TASK INPUTS:
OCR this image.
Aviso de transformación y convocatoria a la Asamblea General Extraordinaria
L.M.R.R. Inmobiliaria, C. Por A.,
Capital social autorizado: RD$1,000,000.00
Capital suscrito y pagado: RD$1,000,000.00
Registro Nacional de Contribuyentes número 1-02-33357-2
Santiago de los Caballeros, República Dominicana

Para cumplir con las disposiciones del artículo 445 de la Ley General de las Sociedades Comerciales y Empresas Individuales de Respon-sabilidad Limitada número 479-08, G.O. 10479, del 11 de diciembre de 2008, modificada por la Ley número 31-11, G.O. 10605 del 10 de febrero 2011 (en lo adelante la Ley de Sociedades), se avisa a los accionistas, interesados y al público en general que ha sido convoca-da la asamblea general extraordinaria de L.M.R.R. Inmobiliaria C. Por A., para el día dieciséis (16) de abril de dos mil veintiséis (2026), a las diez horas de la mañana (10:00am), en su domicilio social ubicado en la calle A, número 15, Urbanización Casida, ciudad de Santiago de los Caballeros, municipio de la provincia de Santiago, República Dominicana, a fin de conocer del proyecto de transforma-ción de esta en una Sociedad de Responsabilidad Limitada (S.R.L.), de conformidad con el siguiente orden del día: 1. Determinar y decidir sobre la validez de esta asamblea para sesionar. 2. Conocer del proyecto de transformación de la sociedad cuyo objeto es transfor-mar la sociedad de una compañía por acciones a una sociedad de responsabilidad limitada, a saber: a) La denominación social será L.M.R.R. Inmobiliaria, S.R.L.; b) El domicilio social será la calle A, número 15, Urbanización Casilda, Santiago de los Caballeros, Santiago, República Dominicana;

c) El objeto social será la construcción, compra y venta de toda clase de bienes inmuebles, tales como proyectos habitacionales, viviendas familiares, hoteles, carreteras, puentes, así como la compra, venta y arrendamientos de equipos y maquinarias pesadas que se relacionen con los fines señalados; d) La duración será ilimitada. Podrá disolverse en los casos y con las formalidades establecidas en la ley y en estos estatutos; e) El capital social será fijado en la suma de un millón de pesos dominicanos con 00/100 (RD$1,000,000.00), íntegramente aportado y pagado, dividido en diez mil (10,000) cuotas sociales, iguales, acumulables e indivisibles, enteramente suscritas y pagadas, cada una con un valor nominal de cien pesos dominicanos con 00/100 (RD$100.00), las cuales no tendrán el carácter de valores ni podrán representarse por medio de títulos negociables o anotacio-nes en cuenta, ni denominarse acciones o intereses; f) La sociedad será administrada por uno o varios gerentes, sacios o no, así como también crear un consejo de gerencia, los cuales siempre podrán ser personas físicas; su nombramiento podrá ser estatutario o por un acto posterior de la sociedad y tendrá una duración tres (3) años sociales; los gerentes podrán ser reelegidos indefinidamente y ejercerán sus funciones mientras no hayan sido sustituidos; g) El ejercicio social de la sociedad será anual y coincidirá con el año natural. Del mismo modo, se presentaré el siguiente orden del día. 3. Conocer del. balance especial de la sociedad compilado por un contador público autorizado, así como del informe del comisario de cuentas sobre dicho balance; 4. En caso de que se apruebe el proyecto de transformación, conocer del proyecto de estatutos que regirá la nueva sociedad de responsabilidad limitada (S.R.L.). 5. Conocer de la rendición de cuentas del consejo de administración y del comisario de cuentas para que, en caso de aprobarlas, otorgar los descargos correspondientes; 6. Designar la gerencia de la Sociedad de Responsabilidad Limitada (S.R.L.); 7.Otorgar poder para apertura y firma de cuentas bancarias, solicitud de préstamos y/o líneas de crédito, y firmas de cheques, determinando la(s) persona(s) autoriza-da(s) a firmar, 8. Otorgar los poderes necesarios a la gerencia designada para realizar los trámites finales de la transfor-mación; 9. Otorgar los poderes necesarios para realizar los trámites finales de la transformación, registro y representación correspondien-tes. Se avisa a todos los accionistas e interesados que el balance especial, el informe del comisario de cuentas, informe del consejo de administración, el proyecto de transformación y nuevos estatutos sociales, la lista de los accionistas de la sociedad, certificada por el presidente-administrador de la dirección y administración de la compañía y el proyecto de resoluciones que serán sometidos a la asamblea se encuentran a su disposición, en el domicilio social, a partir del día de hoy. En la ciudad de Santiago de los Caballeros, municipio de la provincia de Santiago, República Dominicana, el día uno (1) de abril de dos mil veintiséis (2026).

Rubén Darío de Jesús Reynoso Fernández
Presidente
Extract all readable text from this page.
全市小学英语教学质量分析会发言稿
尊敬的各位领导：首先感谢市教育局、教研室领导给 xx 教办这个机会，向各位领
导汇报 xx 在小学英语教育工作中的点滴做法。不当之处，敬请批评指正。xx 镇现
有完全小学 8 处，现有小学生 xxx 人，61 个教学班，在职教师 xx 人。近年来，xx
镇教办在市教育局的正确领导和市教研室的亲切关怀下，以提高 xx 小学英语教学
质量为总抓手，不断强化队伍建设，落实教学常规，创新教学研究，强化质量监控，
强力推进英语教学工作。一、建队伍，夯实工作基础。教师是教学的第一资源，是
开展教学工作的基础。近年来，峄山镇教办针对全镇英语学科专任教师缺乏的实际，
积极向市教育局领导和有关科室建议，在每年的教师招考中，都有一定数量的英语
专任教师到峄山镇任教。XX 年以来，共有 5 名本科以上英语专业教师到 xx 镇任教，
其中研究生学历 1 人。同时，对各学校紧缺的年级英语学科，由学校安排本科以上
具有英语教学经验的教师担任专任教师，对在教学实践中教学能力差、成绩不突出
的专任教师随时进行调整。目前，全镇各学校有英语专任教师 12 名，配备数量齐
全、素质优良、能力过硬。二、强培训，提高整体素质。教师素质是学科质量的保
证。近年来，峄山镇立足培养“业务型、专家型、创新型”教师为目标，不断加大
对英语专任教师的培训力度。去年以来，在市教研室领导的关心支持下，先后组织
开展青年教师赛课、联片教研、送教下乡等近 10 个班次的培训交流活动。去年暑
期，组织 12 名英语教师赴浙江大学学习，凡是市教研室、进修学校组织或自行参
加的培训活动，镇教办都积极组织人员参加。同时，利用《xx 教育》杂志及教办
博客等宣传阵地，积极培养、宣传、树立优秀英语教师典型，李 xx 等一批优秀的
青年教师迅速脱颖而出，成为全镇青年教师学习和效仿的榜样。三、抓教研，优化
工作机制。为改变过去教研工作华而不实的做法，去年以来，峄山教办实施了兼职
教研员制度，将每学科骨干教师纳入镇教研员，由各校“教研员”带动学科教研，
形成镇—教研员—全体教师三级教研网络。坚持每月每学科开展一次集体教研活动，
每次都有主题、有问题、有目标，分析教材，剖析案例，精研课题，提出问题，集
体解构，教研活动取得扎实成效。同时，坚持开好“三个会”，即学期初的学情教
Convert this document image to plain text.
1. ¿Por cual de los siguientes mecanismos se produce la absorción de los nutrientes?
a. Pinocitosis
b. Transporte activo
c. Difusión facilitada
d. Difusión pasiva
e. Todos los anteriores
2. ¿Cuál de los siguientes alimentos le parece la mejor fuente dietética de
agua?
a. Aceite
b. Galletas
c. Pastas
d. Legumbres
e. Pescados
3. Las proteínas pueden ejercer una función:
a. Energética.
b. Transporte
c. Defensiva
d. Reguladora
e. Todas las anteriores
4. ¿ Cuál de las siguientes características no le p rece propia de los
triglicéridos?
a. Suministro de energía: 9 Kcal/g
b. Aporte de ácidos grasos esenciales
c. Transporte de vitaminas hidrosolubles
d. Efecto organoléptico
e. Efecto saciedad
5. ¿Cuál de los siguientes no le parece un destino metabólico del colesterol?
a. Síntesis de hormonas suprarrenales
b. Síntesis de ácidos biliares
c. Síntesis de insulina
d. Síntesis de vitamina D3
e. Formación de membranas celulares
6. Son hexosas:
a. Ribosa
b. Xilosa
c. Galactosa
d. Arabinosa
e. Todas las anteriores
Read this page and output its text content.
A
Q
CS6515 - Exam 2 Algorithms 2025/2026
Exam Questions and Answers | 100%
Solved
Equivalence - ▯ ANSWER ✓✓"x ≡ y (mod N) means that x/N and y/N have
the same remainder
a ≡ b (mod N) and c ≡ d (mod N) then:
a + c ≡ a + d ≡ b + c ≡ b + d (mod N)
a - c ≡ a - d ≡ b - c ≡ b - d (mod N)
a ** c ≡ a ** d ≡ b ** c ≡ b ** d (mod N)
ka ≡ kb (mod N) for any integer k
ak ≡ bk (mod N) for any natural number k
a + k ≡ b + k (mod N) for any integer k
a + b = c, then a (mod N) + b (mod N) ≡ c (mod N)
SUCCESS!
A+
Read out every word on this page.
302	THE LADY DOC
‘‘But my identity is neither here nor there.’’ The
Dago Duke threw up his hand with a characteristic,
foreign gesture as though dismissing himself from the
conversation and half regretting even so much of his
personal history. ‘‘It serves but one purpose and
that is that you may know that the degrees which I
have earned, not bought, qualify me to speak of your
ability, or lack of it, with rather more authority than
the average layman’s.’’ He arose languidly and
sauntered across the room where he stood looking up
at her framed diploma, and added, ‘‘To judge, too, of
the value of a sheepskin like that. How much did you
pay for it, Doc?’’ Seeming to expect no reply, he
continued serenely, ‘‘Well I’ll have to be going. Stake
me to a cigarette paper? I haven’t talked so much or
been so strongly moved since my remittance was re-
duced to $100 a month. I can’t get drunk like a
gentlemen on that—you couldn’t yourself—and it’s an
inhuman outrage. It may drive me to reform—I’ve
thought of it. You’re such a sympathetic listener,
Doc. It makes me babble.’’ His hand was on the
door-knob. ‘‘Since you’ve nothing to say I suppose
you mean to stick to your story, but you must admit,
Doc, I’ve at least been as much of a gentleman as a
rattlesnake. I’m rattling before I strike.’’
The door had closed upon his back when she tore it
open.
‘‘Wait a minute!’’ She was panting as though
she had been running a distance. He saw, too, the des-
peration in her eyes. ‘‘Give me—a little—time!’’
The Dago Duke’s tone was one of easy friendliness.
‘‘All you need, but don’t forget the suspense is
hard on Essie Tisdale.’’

PROBLEM REQUIREMENTS: Determine how many lines in the listing above hold the word "Efecto", answering with the number only.

THE REPLY: 2